:: Information supplied
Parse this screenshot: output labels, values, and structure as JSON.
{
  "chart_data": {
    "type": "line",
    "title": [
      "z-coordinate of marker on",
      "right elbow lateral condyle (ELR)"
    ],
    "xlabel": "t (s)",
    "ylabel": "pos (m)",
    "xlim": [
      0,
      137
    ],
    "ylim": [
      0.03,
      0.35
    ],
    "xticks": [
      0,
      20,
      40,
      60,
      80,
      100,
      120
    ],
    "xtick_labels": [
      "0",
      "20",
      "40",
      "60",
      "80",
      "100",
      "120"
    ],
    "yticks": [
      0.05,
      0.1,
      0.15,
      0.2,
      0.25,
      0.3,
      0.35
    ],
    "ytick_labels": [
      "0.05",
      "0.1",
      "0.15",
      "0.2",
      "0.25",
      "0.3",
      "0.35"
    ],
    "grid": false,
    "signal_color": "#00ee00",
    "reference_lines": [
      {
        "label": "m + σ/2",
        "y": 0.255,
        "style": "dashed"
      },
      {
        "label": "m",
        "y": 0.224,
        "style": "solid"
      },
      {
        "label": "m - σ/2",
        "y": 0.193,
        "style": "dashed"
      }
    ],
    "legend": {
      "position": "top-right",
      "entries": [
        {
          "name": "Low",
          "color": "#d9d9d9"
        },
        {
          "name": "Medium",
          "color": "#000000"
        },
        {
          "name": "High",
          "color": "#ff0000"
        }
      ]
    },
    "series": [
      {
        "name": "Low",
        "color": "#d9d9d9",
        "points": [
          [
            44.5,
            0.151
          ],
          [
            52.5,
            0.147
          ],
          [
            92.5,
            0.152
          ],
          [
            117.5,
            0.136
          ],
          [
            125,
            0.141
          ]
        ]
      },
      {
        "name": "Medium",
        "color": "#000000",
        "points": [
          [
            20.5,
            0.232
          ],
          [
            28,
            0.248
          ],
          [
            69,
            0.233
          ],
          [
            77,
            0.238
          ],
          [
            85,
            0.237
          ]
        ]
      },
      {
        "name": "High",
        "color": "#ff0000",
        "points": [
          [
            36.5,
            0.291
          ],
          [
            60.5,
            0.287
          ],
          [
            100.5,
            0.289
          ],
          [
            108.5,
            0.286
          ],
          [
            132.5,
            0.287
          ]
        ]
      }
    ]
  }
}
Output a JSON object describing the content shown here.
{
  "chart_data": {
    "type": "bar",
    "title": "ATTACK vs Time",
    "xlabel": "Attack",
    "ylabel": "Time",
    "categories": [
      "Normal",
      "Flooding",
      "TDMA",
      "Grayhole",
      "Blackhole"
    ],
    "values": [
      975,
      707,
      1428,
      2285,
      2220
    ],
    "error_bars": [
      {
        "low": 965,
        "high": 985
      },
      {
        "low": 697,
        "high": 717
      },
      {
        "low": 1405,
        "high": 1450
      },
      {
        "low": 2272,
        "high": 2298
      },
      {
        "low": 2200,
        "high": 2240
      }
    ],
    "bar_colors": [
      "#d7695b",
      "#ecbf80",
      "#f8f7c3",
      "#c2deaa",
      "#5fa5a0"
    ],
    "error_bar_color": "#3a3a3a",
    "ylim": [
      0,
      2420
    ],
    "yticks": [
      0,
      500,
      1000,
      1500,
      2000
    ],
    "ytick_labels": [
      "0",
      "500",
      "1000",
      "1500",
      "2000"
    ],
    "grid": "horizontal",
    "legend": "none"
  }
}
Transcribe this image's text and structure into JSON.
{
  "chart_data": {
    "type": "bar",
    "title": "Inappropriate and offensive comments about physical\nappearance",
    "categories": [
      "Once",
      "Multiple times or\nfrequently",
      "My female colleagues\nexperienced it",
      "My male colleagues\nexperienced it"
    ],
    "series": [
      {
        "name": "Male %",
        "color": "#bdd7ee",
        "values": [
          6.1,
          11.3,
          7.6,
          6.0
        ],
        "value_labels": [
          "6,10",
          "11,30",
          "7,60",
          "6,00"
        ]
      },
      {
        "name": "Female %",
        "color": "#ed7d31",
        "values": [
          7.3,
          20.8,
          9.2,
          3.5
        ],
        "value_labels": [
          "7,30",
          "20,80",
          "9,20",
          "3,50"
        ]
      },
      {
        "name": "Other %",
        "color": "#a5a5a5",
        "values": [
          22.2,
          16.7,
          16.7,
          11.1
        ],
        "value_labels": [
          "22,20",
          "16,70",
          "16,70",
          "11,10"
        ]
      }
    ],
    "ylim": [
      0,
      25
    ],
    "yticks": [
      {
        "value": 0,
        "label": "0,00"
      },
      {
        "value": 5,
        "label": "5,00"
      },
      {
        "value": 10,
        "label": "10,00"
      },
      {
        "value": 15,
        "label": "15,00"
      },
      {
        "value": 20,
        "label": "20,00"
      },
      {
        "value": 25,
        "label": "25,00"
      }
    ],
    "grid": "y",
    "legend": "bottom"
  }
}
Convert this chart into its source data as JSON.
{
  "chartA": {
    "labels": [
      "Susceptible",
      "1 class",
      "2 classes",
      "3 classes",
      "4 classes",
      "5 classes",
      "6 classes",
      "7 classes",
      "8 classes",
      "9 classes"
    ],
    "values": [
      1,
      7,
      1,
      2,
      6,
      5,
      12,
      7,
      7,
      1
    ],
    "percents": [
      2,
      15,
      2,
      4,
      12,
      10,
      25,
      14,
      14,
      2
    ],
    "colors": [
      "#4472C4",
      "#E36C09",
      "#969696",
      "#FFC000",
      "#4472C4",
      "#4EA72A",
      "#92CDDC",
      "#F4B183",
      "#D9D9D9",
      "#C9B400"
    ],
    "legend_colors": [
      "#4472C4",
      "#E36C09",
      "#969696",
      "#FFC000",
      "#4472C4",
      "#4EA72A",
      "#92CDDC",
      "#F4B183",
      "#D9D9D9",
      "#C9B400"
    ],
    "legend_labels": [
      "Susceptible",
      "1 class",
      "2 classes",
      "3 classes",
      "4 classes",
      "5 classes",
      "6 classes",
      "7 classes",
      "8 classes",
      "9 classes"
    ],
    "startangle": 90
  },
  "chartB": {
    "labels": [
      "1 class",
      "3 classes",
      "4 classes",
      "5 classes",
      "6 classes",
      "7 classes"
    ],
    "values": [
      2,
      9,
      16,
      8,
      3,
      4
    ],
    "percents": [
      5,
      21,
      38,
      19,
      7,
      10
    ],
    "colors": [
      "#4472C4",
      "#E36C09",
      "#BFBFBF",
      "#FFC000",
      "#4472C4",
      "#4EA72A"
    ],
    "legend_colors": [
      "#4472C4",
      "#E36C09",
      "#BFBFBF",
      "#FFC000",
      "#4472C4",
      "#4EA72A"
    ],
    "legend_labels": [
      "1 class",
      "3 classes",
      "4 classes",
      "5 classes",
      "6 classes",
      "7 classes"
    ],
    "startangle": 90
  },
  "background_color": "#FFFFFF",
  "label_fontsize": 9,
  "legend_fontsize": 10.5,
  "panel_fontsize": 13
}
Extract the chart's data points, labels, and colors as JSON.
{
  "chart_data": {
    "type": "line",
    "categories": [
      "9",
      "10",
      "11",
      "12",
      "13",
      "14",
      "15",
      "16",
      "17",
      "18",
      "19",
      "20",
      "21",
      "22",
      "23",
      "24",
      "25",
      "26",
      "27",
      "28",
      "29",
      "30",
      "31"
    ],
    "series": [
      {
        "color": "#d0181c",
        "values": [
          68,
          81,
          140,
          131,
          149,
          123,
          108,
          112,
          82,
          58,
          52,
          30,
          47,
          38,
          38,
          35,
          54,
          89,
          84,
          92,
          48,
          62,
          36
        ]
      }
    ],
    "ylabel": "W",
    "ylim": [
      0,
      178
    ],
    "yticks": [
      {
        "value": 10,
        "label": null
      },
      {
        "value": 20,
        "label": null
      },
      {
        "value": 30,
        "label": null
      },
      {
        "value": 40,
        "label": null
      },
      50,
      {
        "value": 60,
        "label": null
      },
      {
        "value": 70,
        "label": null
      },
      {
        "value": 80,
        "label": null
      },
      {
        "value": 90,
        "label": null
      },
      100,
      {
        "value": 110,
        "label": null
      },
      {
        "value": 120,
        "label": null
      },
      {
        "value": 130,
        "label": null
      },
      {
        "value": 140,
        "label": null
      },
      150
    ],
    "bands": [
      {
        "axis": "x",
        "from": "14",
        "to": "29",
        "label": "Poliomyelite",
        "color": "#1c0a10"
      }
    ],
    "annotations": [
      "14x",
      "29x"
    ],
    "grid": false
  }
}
::::
Exercise details: Using the records above, select and copy every line that has the word "this".

Answer below:
Parse this screenshot: output labels, values, and structure as JSON.
Transcribe this image's text and structure into JSON.
Convert this chart into its source data as JSON.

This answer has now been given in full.